● AIM
Reproduce the data exactly.

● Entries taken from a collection
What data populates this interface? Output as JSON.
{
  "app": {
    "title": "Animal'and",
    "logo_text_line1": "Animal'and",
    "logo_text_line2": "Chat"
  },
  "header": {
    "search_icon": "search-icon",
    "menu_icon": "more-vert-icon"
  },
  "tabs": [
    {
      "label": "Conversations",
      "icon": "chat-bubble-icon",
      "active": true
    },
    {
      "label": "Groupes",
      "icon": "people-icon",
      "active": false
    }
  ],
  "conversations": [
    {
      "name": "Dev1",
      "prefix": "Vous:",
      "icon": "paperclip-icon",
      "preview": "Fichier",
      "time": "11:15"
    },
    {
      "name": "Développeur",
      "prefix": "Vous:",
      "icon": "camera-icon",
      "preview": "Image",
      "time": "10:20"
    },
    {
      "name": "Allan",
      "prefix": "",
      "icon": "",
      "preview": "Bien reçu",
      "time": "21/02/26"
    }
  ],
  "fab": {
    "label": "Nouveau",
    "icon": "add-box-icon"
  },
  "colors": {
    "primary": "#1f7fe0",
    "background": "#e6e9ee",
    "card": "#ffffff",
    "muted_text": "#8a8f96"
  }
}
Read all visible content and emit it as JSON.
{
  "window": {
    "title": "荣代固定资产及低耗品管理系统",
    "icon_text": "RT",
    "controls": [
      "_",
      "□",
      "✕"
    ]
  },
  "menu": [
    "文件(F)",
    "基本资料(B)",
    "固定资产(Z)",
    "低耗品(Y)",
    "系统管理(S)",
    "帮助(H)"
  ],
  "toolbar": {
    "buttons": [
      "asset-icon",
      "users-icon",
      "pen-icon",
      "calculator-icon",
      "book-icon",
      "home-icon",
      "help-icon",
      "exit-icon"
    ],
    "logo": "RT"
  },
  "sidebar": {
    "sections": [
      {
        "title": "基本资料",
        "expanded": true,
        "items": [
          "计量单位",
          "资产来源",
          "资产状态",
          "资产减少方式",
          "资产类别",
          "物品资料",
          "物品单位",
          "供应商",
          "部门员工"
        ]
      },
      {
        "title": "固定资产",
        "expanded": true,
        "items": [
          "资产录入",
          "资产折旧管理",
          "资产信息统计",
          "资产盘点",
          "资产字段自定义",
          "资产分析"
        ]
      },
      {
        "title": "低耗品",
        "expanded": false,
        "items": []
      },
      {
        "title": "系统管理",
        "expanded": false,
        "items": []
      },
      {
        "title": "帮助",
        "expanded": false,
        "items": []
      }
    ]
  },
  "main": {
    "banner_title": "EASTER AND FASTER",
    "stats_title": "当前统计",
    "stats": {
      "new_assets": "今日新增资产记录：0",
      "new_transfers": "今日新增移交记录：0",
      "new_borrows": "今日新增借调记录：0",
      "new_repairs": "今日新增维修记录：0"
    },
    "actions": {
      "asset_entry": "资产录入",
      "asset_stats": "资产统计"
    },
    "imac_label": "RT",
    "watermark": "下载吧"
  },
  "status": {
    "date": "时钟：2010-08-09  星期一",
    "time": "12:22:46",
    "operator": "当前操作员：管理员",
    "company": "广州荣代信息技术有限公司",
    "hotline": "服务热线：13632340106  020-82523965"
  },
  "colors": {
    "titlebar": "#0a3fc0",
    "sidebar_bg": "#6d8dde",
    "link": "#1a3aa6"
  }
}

● TASK RESULT
What data populates this interface? Output as JSON.
{
  "app": {
    "title": "Animal'and",
    "logo_text_line1": "Animal'and",
    "logo_text_line2": "Chat"
  },
  "header": {
    "search_icon": "search-icon",
    "menu_icon": "more-vert-icon"
  },
  "tabs": [
    {
      "label": "Conversations",
      "icon": "chat-bubble-icon",
      "active": true
    },
    {
      "label": "Groupes",
      "icon": "people-icon",
      "active": false
    }
  ],
  "conversations": [
    {
      "name": "Dev1",
      "prefix": "Vous:",
      "icon": "paperclip-icon",
      "preview": "Fichier",
      "time": "11:15"
    },
    {
      "name": "Développeur",
      "prefix": "Vous:",
      "icon": "camera-icon",
      "preview": "Image",
      "time": "10:20"
    },
    {
      "name": "Allan",
      "prefix": "",
      "icon": "",
      "preview": "Bien reçu",
      "time": "21/02/26"
    }
  ],
  "fab": {
    "label": "Nouveau",
    "icon": "add-box-icon"
  },
  "colors": {
    "primary": "#1f7fe0",
    "background": "#e6e9ee",
    "card": "#ffffff",
    "muted_text": "#8a8f96"
  }
}
Read all visible content and emit it as JSON.
{
  "window": {
    "title": "荣代固定资产及低耗品管理系统",
    "icon_text": "RT",
    "controls": [
      "_",
      "□",
      "✕"
    ]
  },
  "menu": [
    "文件(F)",
    "基本资料(B)",
    "固定资产(Z)",
    "低耗品(Y)",
    "系统管理(S)",
    "帮助(H)"
  ],
  "toolbar": {
    "buttons": [
      "asset-icon",
      "users-icon",
      "pen-icon",
      "calculator-icon",
      "book-icon",
      "home-icon",
      "help-icon",
      "exit-icon"
    ],
    "logo": "RT"
  },
  "sidebar": {
    "sections": [
      {
        "title": "基本资料",
        "expanded": true,
        "items": [
          "计量单位",
          "资产来源",
          "资产状态",
          "资产减少方式",
          "资产类别",
          "物品资料",
          "物品单位",
          "供应商",
          "部门员工"
        ]
      },
      {
        "title": "固定资产",
        "expanded": true,
        "items": [
          "资产录入",
          "资产折旧管理",
          "资产信息统计",
          "资产盘点",
          "资产字段自定义",
          "资产分析"
        ]
      },
      {
        "title": "低耗品",
        "expanded": false,
        "items": []
      },
      {
        "title": "系统管理",
        "expanded": false,
        "items": []
      },
      {
        "title": "帮助",
        "expanded": false,
        "items": []
      }
    ]
  },
  "main": {
    "banner_title": "EASTER AND FASTER",
    "stats_title": "当前统计",
    "stats": {
      "new_assets": "今日新增资产记录：0",
      "new_transfers": "今日新增移交记录：0",
      "new_borrows": "今日新增借调记录：0",
      "new_repairs": "今日新增维修记录：0"
    },
    "actions": {
      "asset_entry": "资产录入",
      "asset_stats": "资产统计"
    },
    "imac_label": "RT",
    "watermark": "下载吧"
  },
  "status": {
    "date": "时钟：2010-08-09  星期一",
    "time": "12:22:46",
    "operator": "当前操作员：管理员",
    "company": "广州荣代信息技术有限公司",
    "hotline": "服务热线：13632340106  020-82523965"
  },
  "colors": {
    "titlebar": "#0a3fc0",
    "sidebar_bg": "#6d8dde",
    "link": "#1a3aa6"
  }
}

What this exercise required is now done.